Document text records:
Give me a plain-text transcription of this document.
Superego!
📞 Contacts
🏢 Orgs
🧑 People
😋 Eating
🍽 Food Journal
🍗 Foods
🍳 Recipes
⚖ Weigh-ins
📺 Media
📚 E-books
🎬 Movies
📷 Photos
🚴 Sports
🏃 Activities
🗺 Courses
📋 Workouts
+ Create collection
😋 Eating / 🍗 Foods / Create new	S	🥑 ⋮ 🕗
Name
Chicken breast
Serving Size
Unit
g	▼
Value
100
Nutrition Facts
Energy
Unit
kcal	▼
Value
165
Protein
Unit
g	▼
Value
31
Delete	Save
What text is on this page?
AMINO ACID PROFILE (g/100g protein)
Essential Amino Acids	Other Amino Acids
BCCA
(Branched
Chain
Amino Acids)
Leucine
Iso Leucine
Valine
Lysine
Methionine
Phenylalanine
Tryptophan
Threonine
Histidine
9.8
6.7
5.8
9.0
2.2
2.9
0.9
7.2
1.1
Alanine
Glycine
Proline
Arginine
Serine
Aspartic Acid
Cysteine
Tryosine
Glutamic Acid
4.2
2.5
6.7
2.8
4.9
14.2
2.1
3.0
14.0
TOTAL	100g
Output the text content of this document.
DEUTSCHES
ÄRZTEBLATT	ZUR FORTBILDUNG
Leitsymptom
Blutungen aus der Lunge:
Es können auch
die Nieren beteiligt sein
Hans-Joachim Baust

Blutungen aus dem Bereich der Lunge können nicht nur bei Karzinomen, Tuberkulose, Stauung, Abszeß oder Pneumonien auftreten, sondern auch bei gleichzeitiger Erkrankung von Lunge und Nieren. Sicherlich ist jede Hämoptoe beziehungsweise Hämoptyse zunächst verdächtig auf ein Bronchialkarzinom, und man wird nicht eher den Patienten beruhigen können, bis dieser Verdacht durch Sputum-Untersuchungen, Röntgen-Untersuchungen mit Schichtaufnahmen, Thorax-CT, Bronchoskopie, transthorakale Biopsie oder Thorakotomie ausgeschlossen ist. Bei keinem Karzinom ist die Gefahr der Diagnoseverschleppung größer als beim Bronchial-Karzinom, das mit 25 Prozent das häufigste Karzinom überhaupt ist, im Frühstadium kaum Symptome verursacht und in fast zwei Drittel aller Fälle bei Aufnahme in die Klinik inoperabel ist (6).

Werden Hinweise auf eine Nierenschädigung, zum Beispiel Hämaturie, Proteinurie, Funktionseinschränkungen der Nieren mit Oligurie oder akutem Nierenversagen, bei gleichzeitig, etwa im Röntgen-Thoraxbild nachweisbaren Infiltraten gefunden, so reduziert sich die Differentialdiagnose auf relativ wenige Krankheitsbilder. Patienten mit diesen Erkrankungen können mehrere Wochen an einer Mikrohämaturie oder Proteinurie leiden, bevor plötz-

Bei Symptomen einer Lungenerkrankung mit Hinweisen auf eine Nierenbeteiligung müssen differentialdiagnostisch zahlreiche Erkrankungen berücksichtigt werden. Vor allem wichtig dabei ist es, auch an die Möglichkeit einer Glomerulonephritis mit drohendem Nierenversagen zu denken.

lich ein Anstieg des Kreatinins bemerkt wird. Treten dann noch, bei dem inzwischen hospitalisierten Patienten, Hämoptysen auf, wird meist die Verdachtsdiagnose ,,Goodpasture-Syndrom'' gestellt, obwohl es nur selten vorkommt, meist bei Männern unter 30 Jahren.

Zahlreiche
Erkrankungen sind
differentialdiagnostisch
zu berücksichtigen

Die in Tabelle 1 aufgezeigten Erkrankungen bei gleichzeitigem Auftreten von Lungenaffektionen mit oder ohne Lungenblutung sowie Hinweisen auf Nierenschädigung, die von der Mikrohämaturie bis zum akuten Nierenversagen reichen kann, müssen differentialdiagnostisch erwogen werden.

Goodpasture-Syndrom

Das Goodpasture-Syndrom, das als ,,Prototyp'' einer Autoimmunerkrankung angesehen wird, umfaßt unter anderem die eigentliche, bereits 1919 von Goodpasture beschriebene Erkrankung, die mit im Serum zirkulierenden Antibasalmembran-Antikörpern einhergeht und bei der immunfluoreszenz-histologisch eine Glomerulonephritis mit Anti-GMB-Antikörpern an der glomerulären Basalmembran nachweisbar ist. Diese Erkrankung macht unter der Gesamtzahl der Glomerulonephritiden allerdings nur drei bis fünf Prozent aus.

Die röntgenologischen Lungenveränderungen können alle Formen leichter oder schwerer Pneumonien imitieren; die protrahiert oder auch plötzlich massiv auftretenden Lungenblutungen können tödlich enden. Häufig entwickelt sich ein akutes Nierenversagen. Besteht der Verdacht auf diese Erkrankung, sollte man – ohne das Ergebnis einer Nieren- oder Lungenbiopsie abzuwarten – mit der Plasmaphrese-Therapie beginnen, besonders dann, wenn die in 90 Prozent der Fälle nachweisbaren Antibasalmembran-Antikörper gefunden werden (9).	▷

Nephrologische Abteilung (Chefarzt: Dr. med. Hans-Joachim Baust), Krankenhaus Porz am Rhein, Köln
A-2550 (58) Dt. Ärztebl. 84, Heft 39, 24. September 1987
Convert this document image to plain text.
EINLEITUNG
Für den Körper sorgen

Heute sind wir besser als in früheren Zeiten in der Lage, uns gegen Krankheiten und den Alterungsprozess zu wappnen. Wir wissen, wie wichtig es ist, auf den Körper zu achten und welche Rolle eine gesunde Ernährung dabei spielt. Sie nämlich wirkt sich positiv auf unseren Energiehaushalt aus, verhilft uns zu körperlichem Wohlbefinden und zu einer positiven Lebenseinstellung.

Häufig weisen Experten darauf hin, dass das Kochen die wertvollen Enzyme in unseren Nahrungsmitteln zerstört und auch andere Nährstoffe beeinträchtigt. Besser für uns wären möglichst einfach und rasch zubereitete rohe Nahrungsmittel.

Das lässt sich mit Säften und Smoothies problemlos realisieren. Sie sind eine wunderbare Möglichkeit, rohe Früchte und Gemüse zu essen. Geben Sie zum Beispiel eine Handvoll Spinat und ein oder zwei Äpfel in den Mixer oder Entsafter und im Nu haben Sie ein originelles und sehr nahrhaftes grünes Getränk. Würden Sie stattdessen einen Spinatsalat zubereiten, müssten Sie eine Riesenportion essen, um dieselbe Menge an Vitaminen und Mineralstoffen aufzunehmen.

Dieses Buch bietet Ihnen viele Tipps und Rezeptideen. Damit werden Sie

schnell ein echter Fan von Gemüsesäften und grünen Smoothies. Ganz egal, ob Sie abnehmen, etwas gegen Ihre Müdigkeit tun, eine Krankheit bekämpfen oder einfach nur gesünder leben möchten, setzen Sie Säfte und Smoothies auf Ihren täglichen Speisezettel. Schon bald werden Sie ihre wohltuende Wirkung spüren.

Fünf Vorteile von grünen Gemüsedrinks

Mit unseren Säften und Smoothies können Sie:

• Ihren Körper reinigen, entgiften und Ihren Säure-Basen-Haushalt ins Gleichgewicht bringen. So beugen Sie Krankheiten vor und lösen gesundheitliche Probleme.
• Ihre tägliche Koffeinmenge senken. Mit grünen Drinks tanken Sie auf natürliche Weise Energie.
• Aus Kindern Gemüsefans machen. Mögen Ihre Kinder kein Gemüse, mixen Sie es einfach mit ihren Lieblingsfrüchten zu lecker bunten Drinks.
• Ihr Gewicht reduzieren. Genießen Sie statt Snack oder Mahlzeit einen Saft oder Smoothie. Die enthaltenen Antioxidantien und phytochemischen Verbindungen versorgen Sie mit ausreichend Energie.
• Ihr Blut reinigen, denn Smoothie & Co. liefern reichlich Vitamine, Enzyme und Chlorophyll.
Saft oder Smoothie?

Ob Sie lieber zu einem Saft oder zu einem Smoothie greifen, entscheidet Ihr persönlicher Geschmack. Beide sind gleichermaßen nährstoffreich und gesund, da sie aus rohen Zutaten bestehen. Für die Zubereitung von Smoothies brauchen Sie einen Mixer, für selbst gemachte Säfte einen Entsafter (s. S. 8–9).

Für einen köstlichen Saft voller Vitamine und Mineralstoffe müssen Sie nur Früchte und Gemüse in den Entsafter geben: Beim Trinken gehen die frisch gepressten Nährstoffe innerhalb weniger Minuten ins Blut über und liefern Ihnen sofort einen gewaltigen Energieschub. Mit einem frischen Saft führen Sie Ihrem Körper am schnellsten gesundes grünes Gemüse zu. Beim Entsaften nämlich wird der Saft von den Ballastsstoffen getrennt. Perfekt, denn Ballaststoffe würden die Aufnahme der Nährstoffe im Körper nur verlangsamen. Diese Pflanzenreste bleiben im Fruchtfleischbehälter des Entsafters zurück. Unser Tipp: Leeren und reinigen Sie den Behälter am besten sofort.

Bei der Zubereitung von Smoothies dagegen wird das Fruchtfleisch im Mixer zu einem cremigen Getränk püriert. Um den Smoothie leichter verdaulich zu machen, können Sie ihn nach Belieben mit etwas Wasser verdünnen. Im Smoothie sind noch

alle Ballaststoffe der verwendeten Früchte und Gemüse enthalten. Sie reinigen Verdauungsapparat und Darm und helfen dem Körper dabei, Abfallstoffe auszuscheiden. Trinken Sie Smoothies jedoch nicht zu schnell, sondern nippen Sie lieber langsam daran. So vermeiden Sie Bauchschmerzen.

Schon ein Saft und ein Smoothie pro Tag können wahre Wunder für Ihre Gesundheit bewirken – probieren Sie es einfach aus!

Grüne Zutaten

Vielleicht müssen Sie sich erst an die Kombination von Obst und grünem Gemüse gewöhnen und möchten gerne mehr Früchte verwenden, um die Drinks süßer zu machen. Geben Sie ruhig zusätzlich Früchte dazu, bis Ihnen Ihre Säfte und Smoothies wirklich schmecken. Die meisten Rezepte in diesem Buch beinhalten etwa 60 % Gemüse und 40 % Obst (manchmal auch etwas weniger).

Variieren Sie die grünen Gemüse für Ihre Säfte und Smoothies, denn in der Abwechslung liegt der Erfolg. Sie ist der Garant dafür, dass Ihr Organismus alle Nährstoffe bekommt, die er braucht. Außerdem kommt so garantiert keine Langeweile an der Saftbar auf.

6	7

# Aim of the task:
Please report only the count of lines in the entries above where the word "lieber" appears.

# Result:
2